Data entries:
———
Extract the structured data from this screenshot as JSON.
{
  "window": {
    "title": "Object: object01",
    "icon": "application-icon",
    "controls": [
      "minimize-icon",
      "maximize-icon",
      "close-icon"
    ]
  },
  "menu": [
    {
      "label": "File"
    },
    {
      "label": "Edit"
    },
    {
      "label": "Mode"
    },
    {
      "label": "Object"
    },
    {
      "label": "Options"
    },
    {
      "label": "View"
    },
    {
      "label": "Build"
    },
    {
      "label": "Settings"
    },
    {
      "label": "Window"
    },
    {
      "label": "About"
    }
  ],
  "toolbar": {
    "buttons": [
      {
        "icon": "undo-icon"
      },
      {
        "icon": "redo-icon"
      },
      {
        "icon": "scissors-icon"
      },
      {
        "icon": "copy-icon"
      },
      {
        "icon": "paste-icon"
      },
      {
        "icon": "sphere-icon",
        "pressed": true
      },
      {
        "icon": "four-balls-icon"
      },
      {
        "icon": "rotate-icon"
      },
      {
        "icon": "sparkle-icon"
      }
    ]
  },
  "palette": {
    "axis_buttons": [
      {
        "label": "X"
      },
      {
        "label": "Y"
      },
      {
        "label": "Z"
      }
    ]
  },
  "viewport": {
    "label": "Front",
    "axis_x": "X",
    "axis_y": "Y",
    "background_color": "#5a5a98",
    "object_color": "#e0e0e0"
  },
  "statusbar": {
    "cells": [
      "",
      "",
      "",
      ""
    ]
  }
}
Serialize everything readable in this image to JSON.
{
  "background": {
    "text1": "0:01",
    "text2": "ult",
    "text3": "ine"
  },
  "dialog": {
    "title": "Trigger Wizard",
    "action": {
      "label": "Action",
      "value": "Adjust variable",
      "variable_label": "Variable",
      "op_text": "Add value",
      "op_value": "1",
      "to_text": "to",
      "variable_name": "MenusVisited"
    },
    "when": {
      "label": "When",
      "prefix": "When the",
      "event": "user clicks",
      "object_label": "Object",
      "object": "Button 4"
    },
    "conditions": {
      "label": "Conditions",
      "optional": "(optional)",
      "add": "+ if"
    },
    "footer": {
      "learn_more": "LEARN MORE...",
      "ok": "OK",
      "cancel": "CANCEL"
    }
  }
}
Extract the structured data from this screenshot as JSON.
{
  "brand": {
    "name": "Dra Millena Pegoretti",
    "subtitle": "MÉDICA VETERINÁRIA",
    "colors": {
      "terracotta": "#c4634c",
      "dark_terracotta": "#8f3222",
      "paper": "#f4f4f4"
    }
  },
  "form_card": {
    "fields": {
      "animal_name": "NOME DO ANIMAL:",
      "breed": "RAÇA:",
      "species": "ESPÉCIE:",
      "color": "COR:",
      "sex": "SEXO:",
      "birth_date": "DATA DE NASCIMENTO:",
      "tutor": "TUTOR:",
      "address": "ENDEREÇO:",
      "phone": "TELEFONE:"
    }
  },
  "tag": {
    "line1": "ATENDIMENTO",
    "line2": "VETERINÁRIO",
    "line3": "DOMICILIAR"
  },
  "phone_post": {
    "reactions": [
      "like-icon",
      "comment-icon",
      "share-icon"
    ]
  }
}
———
Task directions » Take the entries above and transcribe them in full.

Reply to the task »
Extract the structured data from this screenshot as JSON.
{
  "window": {
    "title": "Object: object01",
    "icon": "application-icon",
    "controls": [
      "minimize-icon",
      "maximize-icon",
      "close-icon"
    ]
  },
  "menu": [
    {
      "label": "File"
    },
    {
      "label": "Edit"
    },
    {
      "label": "Mode"
    },
    {
      "label": "Object"
    },
    {
      "label": "Options"
    },
    {
      "label": "View"
    },
    {
      "label": "Build"
    },
    {
      "label": "Settings"
    },
    {
      "label": "Window"
    },
    {
      "label": "About"
    }
  ],
  "toolbar": {
    "buttons": [
      {
        "icon": "undo-icon"
      },
      {
        "icon": "redo-icon"
      },
      {
        "icon": "scissors-icon"
      },
      {
        "icon": "copy-icon"
      },
      {
        "icon": "paste-icon"
      },
      {
        "icon": "sphere-icon",
        "pressed": true
      },
      {
        "icon": "four-balls-icon"
      },
      {
        "icon": "rotate-icon"
      },
      {
        "icon": "sparkle-icon"
      }
    ]
  },
  "palette": {
    "axis_buttons": [
      {
        "label": "X"
      },
      {
        "label": "Y"
      },
      {
        "label": "Z"
      }
    ]
  },
  "viewport": {
    "label": "Front",
    "axis_x": "X",
    "axis_y": "Y",
    "background_color": "#5a5a98",
    "object_color": "#e0e0e0"
  },
  "statusbar": {
    "cells": [
      "",
      "",
      "",
      ""
    ]
  }
}
Serialize everything readable in this image to JSON.
{
  "background": {
    "text1": "0:01",
    "text2": "ult",
    "text3": "ine"
  },
  "dialog": {
    "title": "Trigger Wizard",
    "action": {
      "label": "Action",
      "value": "Adjust variable",
      "variable_label": "Variable",
      "op_text": "Add value",
      "op_value": "1",
      "to_text": "to",
      "variable_name": "MenusVisited"
    },
    "when": {
      "label": "When",
      "prefix": "When the",
      "event": "user clicks",
      "object_label": "Object",
      "object": "Button 4"
    },
    "conditions": {
      "label": "Conditions",
      "optional": "(optional)",
      "add": "+ if"
    },
    "footer": {
      "learn_more": "LEARN MORE...",
      "ok": "OK",
      "cancel": "CANCEL"
    }
  }
}
Extract the structured data from this screenshot as JSON.
{
  "brand": {
    "name": "Dra Millena Pegoretti",
    "subtitle": "MÉDICA VETERINÁRIA",
    "colors": {
      "terracotta": "#c4634c",
      "dark_terracotta": "#8f3222",
      "paper": "#f4f4f4"
    }
  },
  "form_card": {
    "fields": {
      "animal_name": "NOME DO ANIMAL:",
      "breed": "RAÇA:",
      "species": "ESPÉCIE:",
      "color": "COR:",
      "sex": "SEXO:",
      "birth_date": "DATA DE NASCIMENTO:",
      "tutor": "TUTOR:",
      "address": "ENDEREÇO:",
      "phone": "TELEFONE:"
    }
  },
  "tag": {
    "line1": "ATENDIMENTO",
    "line2": "VETERINÁRIO",
    "line3": "DOMICILIAR"
  },
  "phone_post": {
    "reactions": [
      "like-icon",
      "comment-icon",
      "share-icon"
    ]
  }
}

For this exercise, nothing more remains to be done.